→ **EXERCISE AIM**:
Your task is to copy every line of this material exactly.

━━━━━━━━

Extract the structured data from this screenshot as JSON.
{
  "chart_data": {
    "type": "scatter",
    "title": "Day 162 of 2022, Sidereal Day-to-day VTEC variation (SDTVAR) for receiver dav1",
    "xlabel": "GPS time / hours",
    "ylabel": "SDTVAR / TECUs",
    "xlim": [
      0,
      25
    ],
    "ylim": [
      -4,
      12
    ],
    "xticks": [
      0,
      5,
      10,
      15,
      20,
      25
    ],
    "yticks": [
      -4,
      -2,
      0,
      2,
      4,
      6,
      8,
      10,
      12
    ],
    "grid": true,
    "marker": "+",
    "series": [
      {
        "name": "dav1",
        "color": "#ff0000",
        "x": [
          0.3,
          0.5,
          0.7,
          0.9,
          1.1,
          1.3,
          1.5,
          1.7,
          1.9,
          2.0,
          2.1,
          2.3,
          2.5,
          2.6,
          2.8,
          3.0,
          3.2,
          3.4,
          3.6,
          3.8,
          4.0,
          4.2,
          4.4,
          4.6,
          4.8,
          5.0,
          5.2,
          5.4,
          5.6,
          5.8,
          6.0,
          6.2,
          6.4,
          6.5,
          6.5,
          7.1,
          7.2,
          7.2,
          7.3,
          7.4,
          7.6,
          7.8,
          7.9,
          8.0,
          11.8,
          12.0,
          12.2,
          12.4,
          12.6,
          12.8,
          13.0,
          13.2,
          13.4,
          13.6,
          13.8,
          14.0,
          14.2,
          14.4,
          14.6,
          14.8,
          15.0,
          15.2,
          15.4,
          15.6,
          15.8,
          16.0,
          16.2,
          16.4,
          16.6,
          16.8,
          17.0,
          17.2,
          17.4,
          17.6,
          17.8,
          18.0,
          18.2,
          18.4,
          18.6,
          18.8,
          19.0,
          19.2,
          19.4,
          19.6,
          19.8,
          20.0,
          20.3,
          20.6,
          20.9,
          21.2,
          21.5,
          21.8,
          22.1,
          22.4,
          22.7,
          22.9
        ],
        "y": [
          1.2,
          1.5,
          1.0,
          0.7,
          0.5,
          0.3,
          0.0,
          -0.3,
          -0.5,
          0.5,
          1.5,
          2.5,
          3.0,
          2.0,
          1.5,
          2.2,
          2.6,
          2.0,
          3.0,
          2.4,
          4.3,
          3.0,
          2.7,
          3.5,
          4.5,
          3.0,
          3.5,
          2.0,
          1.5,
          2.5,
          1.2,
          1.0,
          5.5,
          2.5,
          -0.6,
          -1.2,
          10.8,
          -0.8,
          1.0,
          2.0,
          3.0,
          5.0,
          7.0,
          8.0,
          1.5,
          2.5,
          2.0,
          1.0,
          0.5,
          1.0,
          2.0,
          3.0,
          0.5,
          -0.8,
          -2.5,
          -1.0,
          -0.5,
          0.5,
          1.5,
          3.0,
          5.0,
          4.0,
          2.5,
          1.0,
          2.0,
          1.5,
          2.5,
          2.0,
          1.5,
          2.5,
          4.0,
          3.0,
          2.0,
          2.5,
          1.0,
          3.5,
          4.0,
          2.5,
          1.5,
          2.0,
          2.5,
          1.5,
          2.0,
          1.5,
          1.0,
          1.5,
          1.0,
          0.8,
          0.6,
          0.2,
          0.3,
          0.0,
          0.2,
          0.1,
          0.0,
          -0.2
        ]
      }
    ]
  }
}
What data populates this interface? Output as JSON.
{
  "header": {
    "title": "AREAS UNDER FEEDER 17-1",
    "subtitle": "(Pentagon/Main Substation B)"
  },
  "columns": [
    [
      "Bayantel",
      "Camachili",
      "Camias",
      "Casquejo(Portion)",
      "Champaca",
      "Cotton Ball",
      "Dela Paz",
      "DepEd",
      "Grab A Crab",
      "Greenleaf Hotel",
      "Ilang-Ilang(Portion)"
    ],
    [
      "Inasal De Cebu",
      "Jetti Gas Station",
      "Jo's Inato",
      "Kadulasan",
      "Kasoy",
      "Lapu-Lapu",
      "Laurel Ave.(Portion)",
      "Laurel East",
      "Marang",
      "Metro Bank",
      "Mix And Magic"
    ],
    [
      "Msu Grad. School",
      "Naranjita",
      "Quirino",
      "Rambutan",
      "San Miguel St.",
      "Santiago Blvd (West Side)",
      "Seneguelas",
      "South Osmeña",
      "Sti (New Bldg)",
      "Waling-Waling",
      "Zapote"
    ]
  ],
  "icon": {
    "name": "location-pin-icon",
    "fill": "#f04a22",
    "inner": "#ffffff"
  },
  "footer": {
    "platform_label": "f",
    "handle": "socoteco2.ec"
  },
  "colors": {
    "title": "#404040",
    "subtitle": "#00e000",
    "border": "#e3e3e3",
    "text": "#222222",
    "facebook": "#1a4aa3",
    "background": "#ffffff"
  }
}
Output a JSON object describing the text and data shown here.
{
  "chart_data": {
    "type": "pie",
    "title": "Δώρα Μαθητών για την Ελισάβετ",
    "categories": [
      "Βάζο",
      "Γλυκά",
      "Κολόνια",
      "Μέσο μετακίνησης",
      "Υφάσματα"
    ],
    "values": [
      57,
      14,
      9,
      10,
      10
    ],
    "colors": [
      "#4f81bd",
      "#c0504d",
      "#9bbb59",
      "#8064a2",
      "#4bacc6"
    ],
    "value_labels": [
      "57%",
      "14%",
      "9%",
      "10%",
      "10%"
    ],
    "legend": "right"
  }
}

━━━━━━━━

→ **TASK OUTPUT**:
Extract the structured data from this screenshot as JSON.
{
  "chart_data": {
    "type": "scatter",
    "title": "Day 162 of 2022, Sidereal Day-to-day VTEC variation (SDTVAR) for receiver dav1",
    "xlabel": "GPS time / hours",
    "ylabel": "SDTVAR / TECUs",
    "xlim": [
      0,
      25
    ],
    "ylim": [
      -4,
      12
    ],
    "xticks": [
      0,
      5,
      10,
      15,
      20,
      25
    ],
    "yticks": [
      -4,
      -2,
      0,
      2,
      4,
      6,
      8,
      10,
      12
    ],
    "grid": true,
    "marker": "+",
    "series": [
      {
        "name": "dav1",
        "color": "#ff0000",
        "x": [
          0.3,
          0.5,
          0.7,
          0.9,
          1.1,
          1.3,
          1.5,
          1.7,
          1.9,
          2.0,
          2.1,
          2.3,
          2.5,
          2.6,
          2.8,
          3.0,
          3.2,
          3.4,
          3.6,
          3.8,
          4.0,
          4.2,
          4.4,
          4.6,
          4.8,
          5.0,
          5.2,
          5.4,
          5.6,
          5.8,
          6.0,
          6.2,
          6.4,
          6.5,
          6.5,
          7.1,
          7.2,
          7.2,
          7.3,
          7.4,
          7.6,
          7.8,
          7.9,
          8.0,
          11.8,
          12.0,
          12.2,
          12.4,
          12.6,
          12.8,
          13.0,
          13.2,
          13.4,
          13.6,
          13.8,
          14.0,
          14.2,
          14.4,
          14.6,
          14.8,
          15.0,
          15.2,
          15.4,
          15.6,
          15.8,
          16.0,
          16.2,
          16.4,
          16.6,
          16.8,
          17.0,
          17.2,
          17.4,
          17.6,
          17.8,
          18.0,
          18.2,
          18.4,
          18.6,
          18.8,
          19.0,
          19.2,
          19.4,
          19.6,
          19.8,
          20.0,
          20.3,
          20.6,
          20.9,
          21.2,
          21.5,
          21.8,
          22.1,
          22.4,
          22.7,
          22.9
        ],
        "y": [
          1.2,
          1.5,
          1.0,
          0.7,
          0.5,
          0.3,
          0.0,
          -0.3,
          -0.5,
          0.5,
          1.5,
          2.5,
          3.0,
          2.0,
          1.5,
          2.2,
          2.6,
          2.0,
          3.0,
          2.4,
          4.3,
          3.0,
          2.7,
          3.5,
          4.5,
          3.0,
          3.5,
          2.0,
          1.5,
          2.5,
          1.2,
          1.0,
          5.5,
          2.5,
          -0.6,
          -1.2,
          10.8,
          -0.8,
          1.0,
          2.0,
          3.0,
          5.0,
          7.0,
          8.0,
          1.5,
          2.5,
          2.0,
          1.0,
          0.5,
          1.0,
          2.0,
          3.0,
          0.5,
          -0.8,
          -2.5,
          -1.0,
          -0.5,
          0.5,
          1.5,
          3.0,
          5.0,
          4.0,
          2.5,
          1.0,
          2.0,
          1.5,
          2.5,
          2.0,
          1.5,
          2.5,
          4.0,
          3.0,
          2.0,
          2.5,
          1.0,
          3.5,
          4.0,
          2.5,
          1.5,
          2.0,
          2.5,
          1.5,
          2.0,
          1.5,
          1.0,
          1.5,
          1.0,
          0.8,
          0.6,
          0.2,
          0.3,
          0.0,
          0.2,
          0.1,
          0.0,
          -0.2
        ]
      }
    ]
  }
}
What data populates this interface? Output as JSON.
{
  "header": {
    "title": "AREAS UNDER FEEDER 17-1",
    "subtitle": "(Pentagon/Main Substation B)"
  },
  "columns": [
    [
      "Bayantel",
      "Camachili",
      "Camias",
      "Casquejo(Portion)",
      "Champaca",
      "Cotton Ball",
      "Dela Paz",
      "DepEd",
      "Grab A Crab",
      "Greenleaf Hotel",
      "Ilang-Ilang(Portion)"
    ],
    [
      "Inasal De Cebu",
      "Jetti Gas Station",
      "Jo's Inato",
      "Kadulasan",
      "Kasoy",
      "Lapu-Lapu",
      "Laurel Ave.(Portion)",
      "Laurel East",
      "Marang",
      "Metro Bank",
      "Mix And Magic"
    ],
    [
      "Msu Grad. School",
      "Naranjita",
      "Quirino",
      "Rambutan",
      "San Miguel St.",
      "Santiago Blvd (West Side)",
      "Seneguelas",
      "South Osmeña",
      "Sti (New Bldg)",
      "Waling-Waling",
      "Zapote"
    ]
  ],
  "icon": {
    "name": "location-pin-icon",
    "fill": "#f04a22",
    "inner": "#ffffff"
  },
  "footer": {
    "platform_label": "f",
    "handle": "socoteco2.ec"
  },
  "colors": {
    "title": "#404040",
    "subtitle": "#00e000",
    "border": "#e3e3e3",
    "text": "#222222",
    "facebook": "#1a4aa3",
    "background": "#ffffff"
  }
}
Output a JSON object describing the text and data shown here.
{
  "chart_data": {
    "type": "pie",
    "title": "Δώρα Μαθητών για την Ελισάβετ",
    "categories": [
      "Βάζο",
      "Γλυκά",
      "Κολόνια",
      "Μέσο μετακίνησης",
      "Υφάσματα"
    ],
    "values": [
      57,
      14,
      9,
      10,
      10
    ],
    "colors": [
      "#4f81bd",
      "#c0504d",
      "#9bbb59",
      "#8064a2",
      "#4bacc6"
    ],
    "value_labels": [
      "57%",
      "14%",
      "9%",
      "10%",
      "10%"
    ],
    "legend": "right"
  }
}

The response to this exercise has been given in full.